Problem to work on — Return the whole listing, line for line, without the pictures in it.

Dataset extract —
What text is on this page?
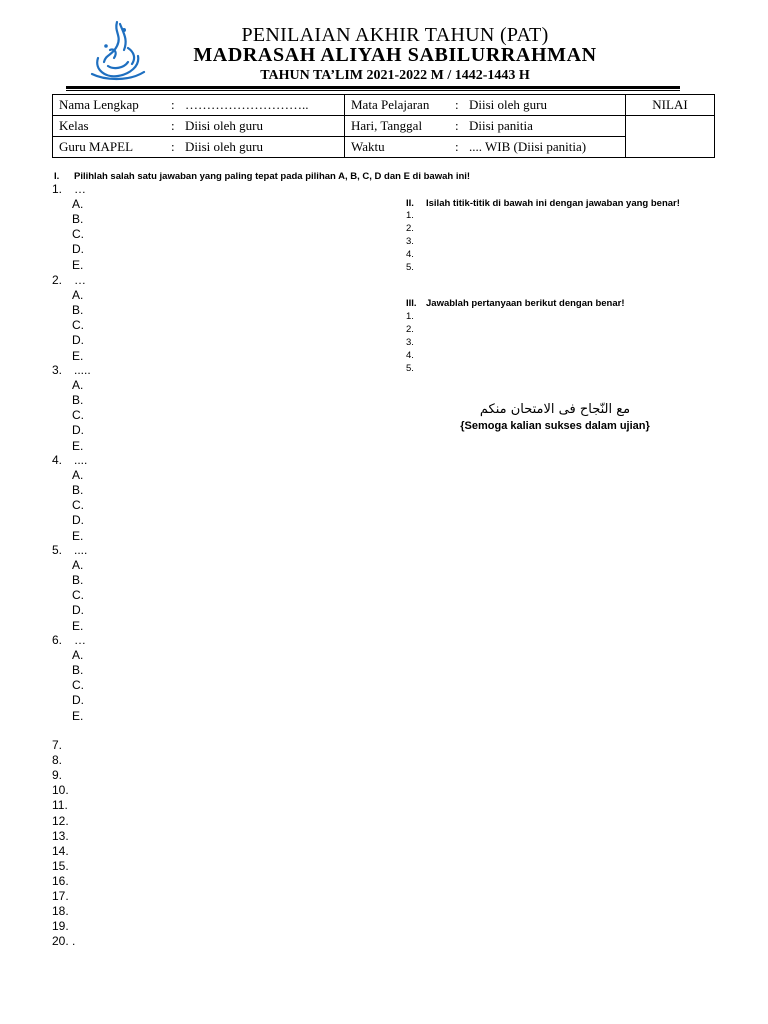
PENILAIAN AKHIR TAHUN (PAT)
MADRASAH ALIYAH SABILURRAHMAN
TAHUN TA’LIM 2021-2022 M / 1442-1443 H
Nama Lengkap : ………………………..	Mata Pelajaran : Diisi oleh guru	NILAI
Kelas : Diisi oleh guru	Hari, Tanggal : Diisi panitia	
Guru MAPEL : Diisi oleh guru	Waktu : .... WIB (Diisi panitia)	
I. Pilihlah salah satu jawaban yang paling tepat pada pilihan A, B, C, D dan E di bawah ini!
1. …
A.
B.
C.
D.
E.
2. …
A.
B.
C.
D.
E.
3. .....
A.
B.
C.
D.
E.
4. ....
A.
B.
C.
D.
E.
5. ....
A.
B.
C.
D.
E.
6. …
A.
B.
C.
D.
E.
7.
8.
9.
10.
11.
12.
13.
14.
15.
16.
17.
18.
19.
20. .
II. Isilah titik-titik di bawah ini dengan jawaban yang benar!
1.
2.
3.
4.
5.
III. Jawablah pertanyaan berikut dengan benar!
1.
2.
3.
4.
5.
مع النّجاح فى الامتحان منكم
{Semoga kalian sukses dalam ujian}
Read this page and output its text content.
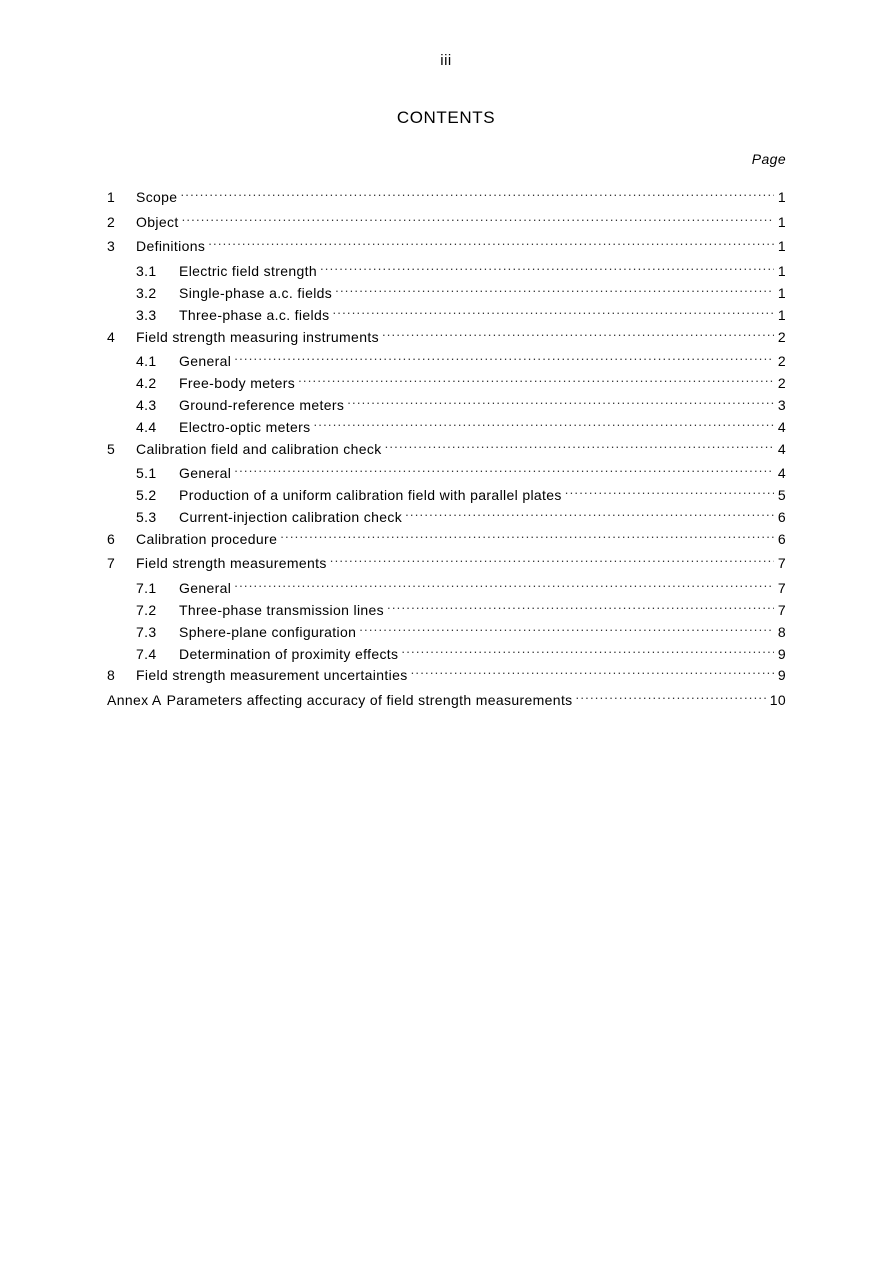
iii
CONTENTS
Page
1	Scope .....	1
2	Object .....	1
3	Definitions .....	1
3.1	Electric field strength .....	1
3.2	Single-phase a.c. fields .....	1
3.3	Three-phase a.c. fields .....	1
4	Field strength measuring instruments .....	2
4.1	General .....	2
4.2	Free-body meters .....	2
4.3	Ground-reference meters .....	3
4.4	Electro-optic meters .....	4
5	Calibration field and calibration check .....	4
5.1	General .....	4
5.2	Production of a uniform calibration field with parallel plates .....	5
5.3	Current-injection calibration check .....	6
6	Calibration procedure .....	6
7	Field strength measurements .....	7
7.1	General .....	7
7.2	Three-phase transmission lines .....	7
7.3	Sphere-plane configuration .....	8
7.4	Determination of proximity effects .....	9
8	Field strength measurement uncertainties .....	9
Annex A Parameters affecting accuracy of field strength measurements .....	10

Full output —
What text is on this page?
PENILAIAN AKHIR TAHUN (PAT)
MADRASAH ALIYAH SABILURRAHMAN
TAHUN TA’LIM 2021-2022 M / 1442-1443 H
Nama Lengkap : ………………………..	Mata Pelajaran : Diisi oleh guru	NILAI
Kelas : Diisi oleh guru	Hari, Tanggal : Diisi panitia	
Guru MAPEL : Diisi oleh guru	Waktu : .... WIB (Diisi panitia)	
I. Pilihlah salah satu jawaban yang paling tepat pada pilihan A, B, C, D dan E di bawah ini!
1. …
A.
B.
C.
D.
E.
2. …
A.
B.
C.
D.
E.
3. .....
A.
B.
C.
D.
E.
4. ....
A.
B.
C.
D.
E.
5. ....
A.
B.
C.
D.
E.
6. …
A.
B.
C.
D.
E.
7.
8.
9.
10.
11.
12.
13.
14.
15.
16.
17.
18.
19.
20. .
II. Isilah titik-titik di bawah ini dengan jawaban yang benar!
1.
2.
3.
4.
5.
III. Jawablah pertanyaan berikut dengan benar!
1.
2.
3.
4.
5.
مع النّجاح فى الامتحان منكم
{Semoga kalian sukses dalam ujian}
Read this page and output its text content.
iii
CONTENTS
Page
1	Scope .....	1
2	Object .....	1
3	Definitions .....	1
3.1	Electric field strength .....	1
3.2	Single-phase a.c. fields .....	1
3.3	Three-phase a.c. fields .....	1
4	Field strength measuring instruments .....	2
4.1	General .....	2
4.2	Free-body meters .....	2
4.3	Ground-reference meters .....	3
4.4	Electro-optic meters .....	4
5	Calibration field and calibration check .....	4
5.1	General .....	4
5.2	Production of a uniform calibration field with parallel plates .....	5
5.3	Current-injection calibration check .....	6
6	Calibration procedure .....	6
7	Field strength measurements .....	7
7.1	General .....	7
7.2	Three-phase transmission lines .....	7
7.3	Sphere-plane configuration .....	8
7.4	Determination of proximity effects .....	9
8	Field strength measurement uncertainties .....	9
Annex A Parameters affecting accuracy of field strength measurements .....	10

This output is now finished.